◆ **Brief**
Pull out all lines from the listing below in which the word "this" appears.

◆ **Entries**
****************************************

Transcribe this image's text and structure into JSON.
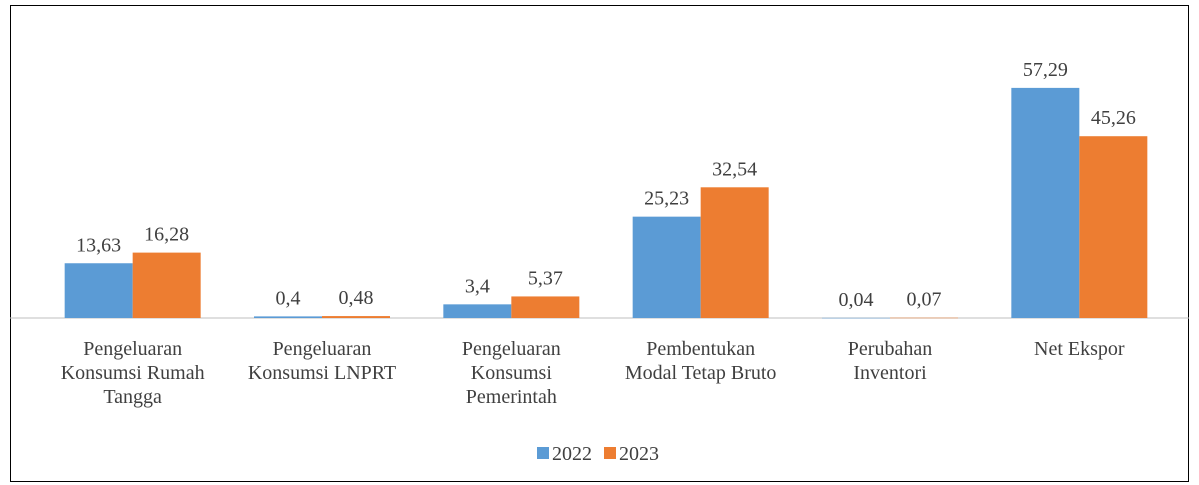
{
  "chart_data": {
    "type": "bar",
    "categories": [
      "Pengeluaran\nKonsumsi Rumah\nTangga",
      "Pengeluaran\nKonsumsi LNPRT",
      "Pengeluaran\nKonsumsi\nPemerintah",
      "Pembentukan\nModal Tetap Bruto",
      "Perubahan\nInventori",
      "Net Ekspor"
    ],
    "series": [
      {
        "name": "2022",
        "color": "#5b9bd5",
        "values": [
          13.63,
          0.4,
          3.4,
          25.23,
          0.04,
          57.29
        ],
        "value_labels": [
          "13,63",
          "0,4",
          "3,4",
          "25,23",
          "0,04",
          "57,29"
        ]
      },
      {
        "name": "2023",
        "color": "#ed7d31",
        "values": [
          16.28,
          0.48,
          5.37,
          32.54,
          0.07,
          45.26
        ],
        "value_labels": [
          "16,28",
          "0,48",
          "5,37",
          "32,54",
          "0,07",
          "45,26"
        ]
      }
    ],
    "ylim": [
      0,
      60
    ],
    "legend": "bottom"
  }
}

****************************************

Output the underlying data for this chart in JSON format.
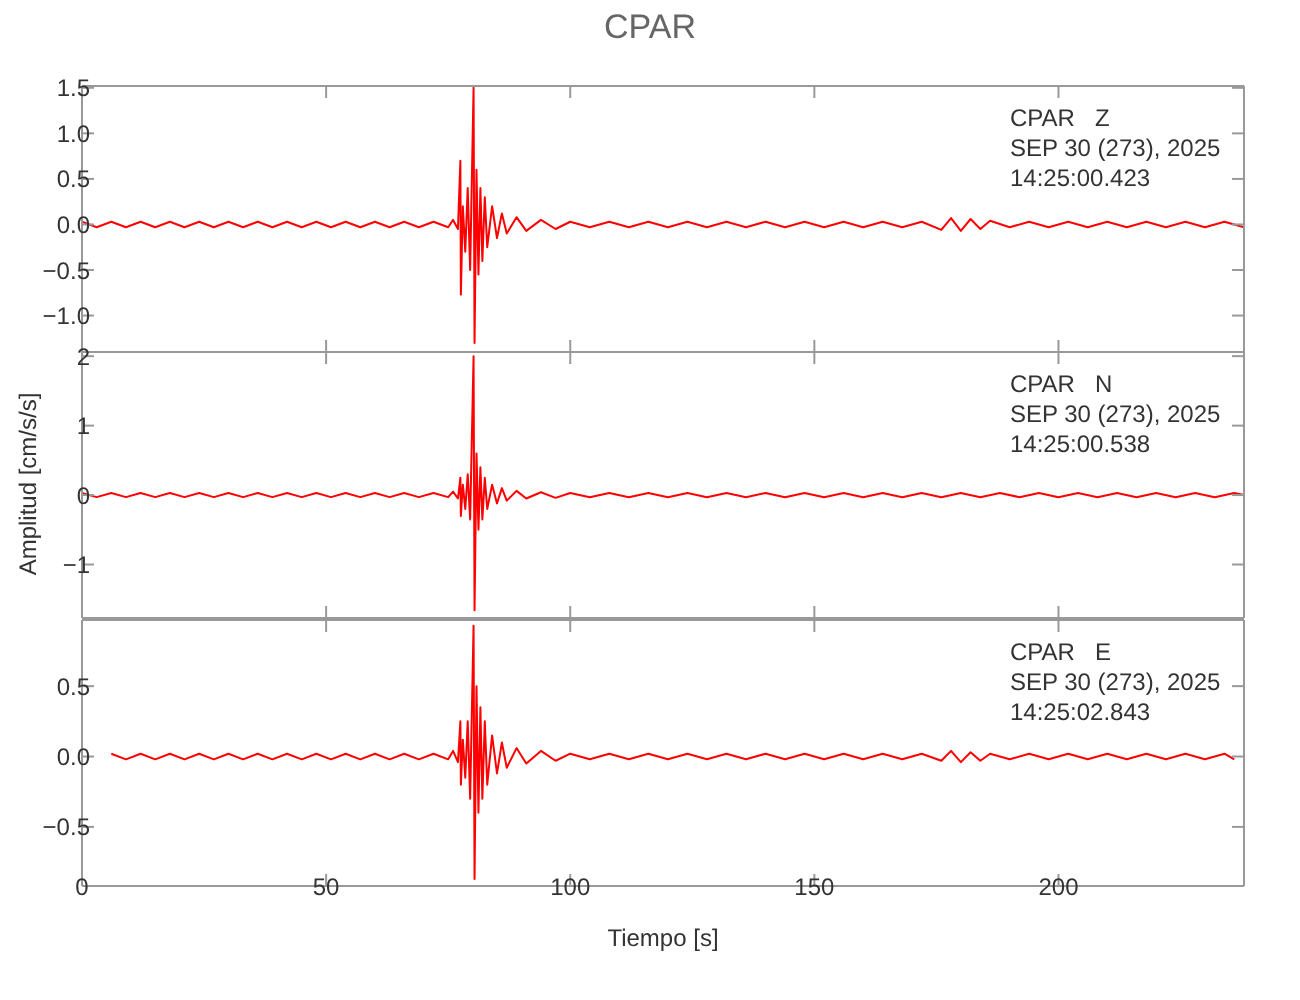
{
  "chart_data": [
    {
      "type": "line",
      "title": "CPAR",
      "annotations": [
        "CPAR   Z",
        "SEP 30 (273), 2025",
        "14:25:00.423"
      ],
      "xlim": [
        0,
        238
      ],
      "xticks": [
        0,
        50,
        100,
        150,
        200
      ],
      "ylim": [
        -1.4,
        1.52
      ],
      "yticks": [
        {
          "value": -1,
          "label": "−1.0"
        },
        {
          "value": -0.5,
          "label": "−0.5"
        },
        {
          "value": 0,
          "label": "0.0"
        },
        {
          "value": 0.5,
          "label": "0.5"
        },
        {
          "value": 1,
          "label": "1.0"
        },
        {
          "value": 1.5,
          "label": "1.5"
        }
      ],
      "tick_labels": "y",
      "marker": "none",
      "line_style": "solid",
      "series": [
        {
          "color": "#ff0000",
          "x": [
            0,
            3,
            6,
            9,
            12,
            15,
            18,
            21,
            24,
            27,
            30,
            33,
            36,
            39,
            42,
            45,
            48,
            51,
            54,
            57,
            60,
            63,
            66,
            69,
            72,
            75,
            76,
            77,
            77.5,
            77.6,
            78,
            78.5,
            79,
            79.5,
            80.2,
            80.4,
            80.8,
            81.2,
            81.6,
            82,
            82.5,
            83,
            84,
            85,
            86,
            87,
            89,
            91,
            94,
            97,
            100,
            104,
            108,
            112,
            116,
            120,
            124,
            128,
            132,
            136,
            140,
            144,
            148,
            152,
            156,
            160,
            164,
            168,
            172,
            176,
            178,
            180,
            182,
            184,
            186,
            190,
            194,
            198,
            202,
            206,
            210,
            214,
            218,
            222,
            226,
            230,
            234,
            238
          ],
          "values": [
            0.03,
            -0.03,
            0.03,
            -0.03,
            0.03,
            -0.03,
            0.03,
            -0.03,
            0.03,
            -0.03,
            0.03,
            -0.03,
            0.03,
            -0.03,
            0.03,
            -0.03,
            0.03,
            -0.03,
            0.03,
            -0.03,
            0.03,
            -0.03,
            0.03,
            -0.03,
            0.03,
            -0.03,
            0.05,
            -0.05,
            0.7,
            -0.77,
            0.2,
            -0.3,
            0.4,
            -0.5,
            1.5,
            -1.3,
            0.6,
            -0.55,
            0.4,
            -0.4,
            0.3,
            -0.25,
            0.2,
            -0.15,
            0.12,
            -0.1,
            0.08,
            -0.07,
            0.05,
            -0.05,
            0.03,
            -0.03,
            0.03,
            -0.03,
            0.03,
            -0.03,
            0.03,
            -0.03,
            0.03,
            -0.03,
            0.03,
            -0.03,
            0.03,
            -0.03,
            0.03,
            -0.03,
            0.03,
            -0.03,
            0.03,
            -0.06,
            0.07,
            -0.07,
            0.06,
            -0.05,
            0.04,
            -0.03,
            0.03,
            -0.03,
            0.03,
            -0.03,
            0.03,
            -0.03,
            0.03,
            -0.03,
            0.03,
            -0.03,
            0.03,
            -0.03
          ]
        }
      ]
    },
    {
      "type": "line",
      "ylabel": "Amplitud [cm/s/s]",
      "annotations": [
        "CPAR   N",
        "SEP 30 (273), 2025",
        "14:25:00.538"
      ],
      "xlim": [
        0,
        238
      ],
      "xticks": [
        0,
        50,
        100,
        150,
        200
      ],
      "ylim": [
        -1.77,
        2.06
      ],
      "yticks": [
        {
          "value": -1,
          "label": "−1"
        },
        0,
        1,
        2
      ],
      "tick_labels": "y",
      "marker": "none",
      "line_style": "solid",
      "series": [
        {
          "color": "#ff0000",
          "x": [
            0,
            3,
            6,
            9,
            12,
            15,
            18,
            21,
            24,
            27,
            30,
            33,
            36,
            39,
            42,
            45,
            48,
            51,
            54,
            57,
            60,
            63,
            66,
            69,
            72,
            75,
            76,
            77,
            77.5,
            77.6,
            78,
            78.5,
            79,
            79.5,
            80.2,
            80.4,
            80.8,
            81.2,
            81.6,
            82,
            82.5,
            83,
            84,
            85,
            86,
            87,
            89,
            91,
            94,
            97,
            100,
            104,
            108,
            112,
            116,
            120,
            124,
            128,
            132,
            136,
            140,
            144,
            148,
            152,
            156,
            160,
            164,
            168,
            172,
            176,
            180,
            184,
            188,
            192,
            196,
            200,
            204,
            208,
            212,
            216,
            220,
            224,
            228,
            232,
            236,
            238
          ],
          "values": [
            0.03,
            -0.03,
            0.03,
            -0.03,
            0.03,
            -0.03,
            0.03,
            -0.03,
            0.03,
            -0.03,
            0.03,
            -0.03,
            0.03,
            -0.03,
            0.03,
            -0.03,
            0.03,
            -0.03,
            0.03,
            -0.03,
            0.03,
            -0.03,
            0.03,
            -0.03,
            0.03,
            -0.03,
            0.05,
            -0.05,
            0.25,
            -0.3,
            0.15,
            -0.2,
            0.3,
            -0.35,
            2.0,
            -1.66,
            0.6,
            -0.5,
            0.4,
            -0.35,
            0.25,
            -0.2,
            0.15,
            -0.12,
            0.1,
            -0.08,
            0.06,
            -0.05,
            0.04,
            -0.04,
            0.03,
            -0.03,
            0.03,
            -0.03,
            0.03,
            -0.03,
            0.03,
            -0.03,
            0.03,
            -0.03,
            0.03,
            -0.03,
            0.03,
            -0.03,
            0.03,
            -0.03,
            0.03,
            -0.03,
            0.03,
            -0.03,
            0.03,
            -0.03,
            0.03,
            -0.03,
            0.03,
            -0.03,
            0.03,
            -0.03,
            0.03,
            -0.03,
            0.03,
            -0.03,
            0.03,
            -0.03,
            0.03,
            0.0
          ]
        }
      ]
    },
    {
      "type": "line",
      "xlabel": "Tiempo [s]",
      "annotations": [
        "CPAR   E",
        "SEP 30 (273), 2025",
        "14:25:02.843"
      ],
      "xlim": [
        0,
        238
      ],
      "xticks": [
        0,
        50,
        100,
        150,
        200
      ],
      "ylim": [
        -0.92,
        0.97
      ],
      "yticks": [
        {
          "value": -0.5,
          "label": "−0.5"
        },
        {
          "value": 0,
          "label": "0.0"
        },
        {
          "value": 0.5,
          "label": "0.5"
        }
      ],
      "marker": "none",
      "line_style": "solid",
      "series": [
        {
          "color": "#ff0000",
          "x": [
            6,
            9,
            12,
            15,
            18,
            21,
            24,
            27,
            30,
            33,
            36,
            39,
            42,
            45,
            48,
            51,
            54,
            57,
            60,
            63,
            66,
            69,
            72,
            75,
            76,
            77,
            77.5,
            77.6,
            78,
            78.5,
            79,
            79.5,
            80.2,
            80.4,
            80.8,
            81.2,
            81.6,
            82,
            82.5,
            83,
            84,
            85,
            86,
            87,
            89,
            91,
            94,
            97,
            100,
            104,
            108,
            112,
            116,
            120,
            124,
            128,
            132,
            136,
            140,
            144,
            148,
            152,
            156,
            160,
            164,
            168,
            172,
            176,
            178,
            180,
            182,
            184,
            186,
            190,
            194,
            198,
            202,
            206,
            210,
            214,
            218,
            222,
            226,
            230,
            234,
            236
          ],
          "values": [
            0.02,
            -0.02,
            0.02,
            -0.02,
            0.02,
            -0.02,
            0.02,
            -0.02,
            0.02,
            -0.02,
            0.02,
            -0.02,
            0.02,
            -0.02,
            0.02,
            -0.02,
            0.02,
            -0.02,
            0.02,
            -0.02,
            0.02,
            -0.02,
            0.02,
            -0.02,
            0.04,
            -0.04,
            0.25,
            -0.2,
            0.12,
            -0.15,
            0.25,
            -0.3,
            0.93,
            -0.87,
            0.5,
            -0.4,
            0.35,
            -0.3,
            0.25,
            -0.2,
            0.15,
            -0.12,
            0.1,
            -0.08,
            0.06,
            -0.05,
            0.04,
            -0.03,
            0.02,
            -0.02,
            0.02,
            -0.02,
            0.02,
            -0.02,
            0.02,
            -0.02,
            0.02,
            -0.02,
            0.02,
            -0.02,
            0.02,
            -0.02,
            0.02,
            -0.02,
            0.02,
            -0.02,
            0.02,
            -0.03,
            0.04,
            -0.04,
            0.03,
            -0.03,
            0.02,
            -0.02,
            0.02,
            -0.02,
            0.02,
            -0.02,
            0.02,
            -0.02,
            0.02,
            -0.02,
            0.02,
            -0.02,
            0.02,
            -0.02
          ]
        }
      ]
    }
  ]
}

****************************************

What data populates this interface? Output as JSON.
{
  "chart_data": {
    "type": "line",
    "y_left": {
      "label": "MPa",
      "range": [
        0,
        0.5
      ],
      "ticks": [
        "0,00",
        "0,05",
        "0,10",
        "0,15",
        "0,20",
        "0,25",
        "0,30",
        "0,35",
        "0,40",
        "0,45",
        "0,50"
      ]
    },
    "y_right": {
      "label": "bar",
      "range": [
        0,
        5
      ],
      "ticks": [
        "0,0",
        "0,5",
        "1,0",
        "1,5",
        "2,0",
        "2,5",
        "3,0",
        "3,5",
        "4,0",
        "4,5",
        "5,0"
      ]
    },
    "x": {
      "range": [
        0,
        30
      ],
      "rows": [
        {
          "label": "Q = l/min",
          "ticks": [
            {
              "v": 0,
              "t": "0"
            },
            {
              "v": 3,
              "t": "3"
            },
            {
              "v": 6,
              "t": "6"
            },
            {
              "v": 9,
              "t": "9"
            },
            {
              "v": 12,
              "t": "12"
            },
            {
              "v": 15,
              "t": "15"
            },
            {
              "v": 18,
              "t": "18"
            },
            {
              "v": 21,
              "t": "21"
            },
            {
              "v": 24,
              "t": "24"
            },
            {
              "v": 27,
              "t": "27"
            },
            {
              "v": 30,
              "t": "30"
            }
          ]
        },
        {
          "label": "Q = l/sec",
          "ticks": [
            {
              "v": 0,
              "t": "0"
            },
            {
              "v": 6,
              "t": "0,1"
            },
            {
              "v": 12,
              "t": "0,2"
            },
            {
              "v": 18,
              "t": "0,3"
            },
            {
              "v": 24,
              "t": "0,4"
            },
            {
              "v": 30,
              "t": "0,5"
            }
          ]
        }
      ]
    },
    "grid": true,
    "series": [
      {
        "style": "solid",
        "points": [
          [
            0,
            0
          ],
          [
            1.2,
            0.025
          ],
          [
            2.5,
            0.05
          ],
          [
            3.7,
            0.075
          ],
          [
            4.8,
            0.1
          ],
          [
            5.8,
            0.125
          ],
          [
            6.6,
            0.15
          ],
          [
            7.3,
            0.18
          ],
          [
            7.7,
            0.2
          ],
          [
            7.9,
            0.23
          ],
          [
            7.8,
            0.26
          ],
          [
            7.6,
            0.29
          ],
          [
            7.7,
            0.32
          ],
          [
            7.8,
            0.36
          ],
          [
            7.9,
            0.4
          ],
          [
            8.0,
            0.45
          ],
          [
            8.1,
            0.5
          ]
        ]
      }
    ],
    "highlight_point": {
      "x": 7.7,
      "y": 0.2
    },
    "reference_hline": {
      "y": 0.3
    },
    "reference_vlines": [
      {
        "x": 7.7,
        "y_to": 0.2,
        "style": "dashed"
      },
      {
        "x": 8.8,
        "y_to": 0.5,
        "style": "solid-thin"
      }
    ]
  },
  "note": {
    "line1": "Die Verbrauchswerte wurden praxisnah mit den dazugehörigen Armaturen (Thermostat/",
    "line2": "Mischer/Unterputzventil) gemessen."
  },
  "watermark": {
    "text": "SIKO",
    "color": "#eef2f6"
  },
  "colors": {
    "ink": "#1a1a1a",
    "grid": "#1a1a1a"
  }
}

****************************************

◆ **Result of the exercise**
Transcribe this image's text and structure into JSON.
Output the underlying data for this chart in JSON format.
What data populates this interface? Output as JSON.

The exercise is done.